**Problem to work on**
Leave out every picture, and return exactly the lines from the line containing "Read all visible content and emit it as JSON." through the end of the records below, both inclusive.

[Stored data]
-- START --

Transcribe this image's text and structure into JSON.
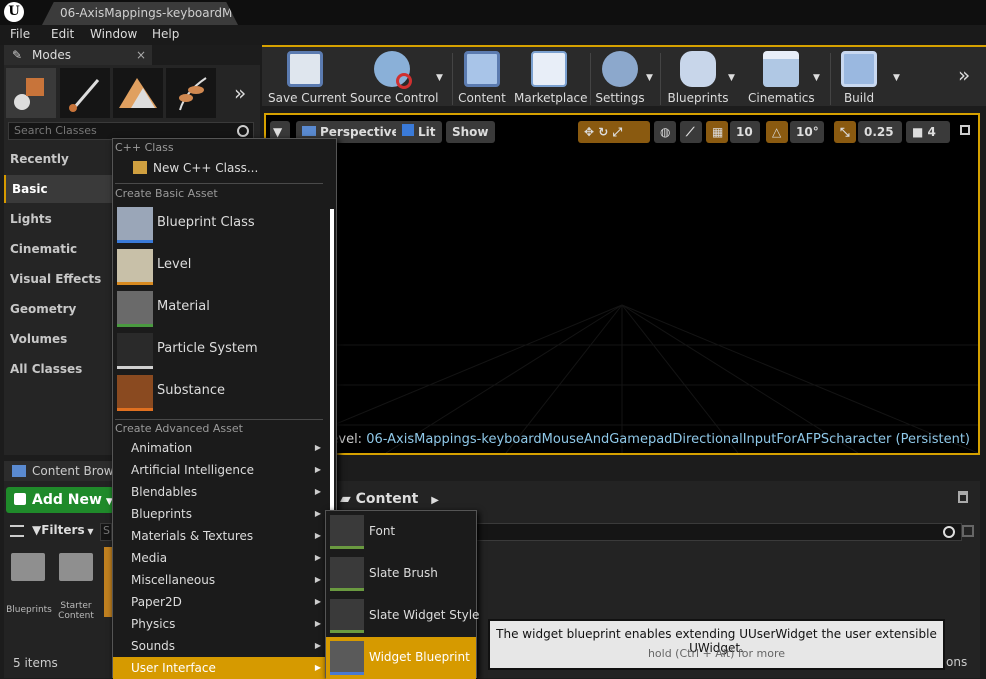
{
  "window": {
    "tab_title": "06-AxisMappings-keyboardM"
  },
  "menubar": [
    "File",
    "Edit",
    "Window",
    "Help"
  ],
  "modes": {
    "title": "Modes",
    "search_placeholder": "Search Classes",
    "categories": [
      "Recently Placed",
      "Basic",
      "Lights",
      "Cinematic",
      "Visual Effects",
      "Geometry",
      "Volumes",
      "All Classes"
    ],
    "active_category": "Basic"
  },
  "toolbar": {
    "items": [
      "Save Current",
      "Source Control",
      "Content",
      "Marketplace",
      "Settings",
      "Blueprints",
      "Cinematics",
      "Build"
    ]
  },
  "viewport": {
    "perspective": "Perspective",
    "lit": "Lit",
    "show": "Show",
    "grid_snap": "10",
    "rotation_snap": "10°",
    "scale_snap": "0.25",
    "camera_speed": "4",
    "level_label": "Level:",
    "level_name": "06-AxisMappings-keyboardMouseAndGamepadDirectionalInputForAFPScharacter (Persistent)"
  },
  "content_browser": {
    "tab": "Content Browser",
    "add_new": "Add New",
    "filters": "Filters",
    "search_initial": "S",
    "path": "Content",
    "folders": [
      "Blueprints",
      "Starter Content"
    ],
    "item_count": "5 items",
    "partial_label": "ons"
  },
  "add_new_menu": {
    "cpp_header": "C++ Class",
    "cpp_item": "New C++ Class...",
    "basic_header": "Create Basic Asset",
    "basic_items": [
      "Blueprint Class",
      "Level",
      "Material",
      "Particle System",
      "Substance"
    ],
    "advanced_header": "Create Advanced Asset",
    "advanced_items": [
      "Animation",
      "Artificial Intelligence",
      "Blendables",
      "Blueprints",
      "Materials & Textures",
      "Media",
      "Miscellaneous",
      "Paper2D",
      "Physics",
      "Sounds",
      "User Interface"
    ],
    "active_advanced": "User Interface"
  },
  "ui_submenu": {
    "items": [
      "Font",
      "Slate Brush",
      "Slate Widget Style",
      "Widget Blueprint"
    ],
    "active": "Widget Blueprint"
  },
  "tooltip": {
    "text": "The widget blueprint enables extending UUserWidget the user extensible UWidget.",
    "hint": "hold (Ctrl + Alt) for more"
  }
}
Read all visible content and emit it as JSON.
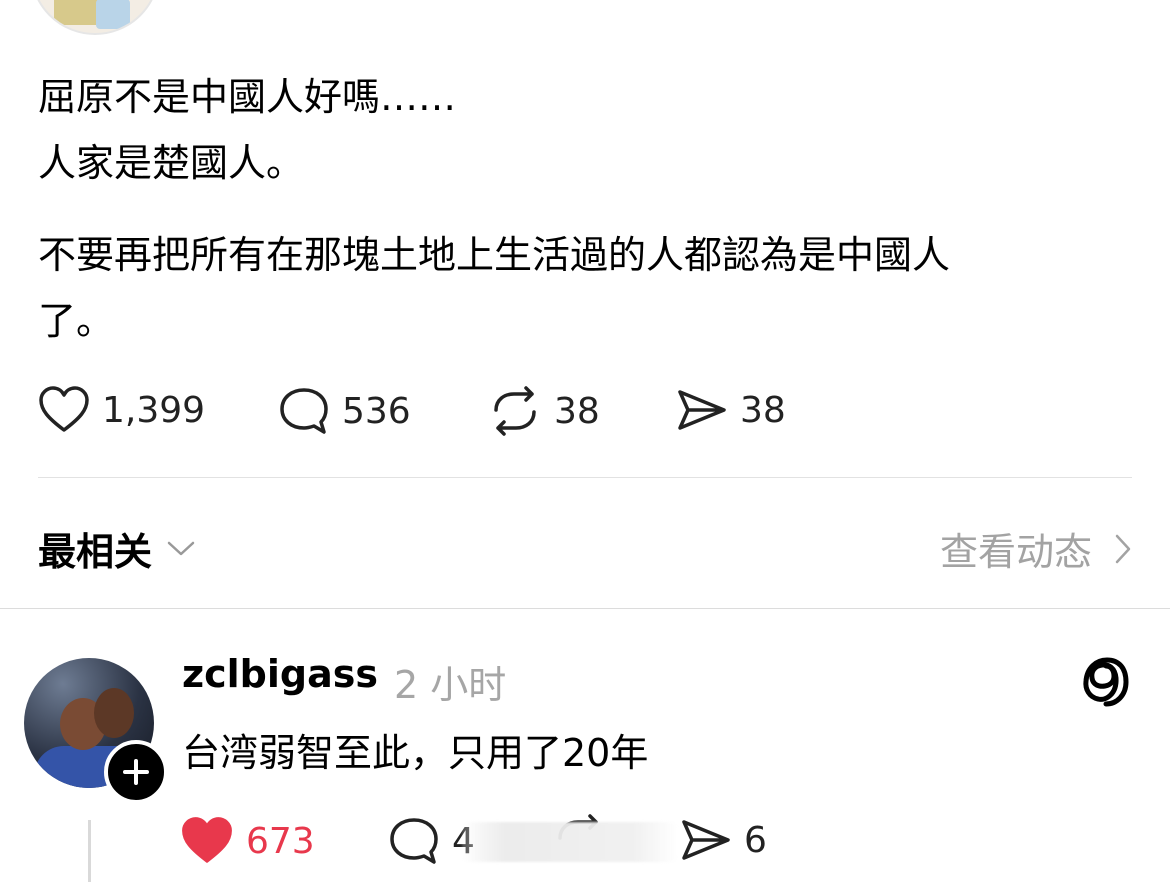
{
  "post": {
    "lines": [
      "屈原不是中國人好嗎……",
      "人家是楚國人。",
      "不要再把所有在那塊土地上生活過的人都認為是中國人",
      "了。"
    ],
    "actions": {
      "likes": "1,399",
      "comments": "536",
      "reposts": "38",
      "shares": "38"
    }
  },
  "replies_header": {
    "sort_label": "最相关",
    "activity_label": "查看动态"
  },
  "reply": {
    "username": "zclbigass",
    "time": "2 小时",
    "text": "台湾弱智至此，只用了20年",
    "actions": {
      "likes": "673",
      "comments": "4",
      "shares": "6"
    },
    "like_color": "#e8384c"
  },
  "icons": [
    "heart-icon",
    "comment-icon",
    "repost-icon",
    "share-icon",
    "chevron-down-icon",
    "chevron-right-icon",
    "plus-icon",
    "threads-logo-icon"
  ]
}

-- END --

**Output for this task**
Read all visible content and emit it as JSON.
{
  "post": {
    "lines": [
      "屈原不是中國人好嗎……",
      "人家是楚國人。",
      "不要再把所有在那塊土地上生活過的人都認為是中國人",
      "了。"
    ],
    "actions": {
      "likes": "1,399",
      "comments": "536",
      "reposts": "38",
      "shares": "38"
    }
  },
  "replies_header": {
    "sort_label": "最相关",
    "activity_label": "查看动态"
  },
  "reply": {
    "username": "zclbigass",
    "time": "2 小时",
    "text": "台湾弱智至此，只用了20年",
    "actions": {
      "likes": "673",
      "comments": "4",
      "shares": "6"
    },
    "like_color": "#e8384c"
  },
  "icons": [
    "heart-icon",
    "comment-icon",
    "repost-icon",
    "share-icon",
    "chevron-down-icon",
    "chevron-right-icon",
    "plus-icon",
    "threads-logo-icon"
  ]
}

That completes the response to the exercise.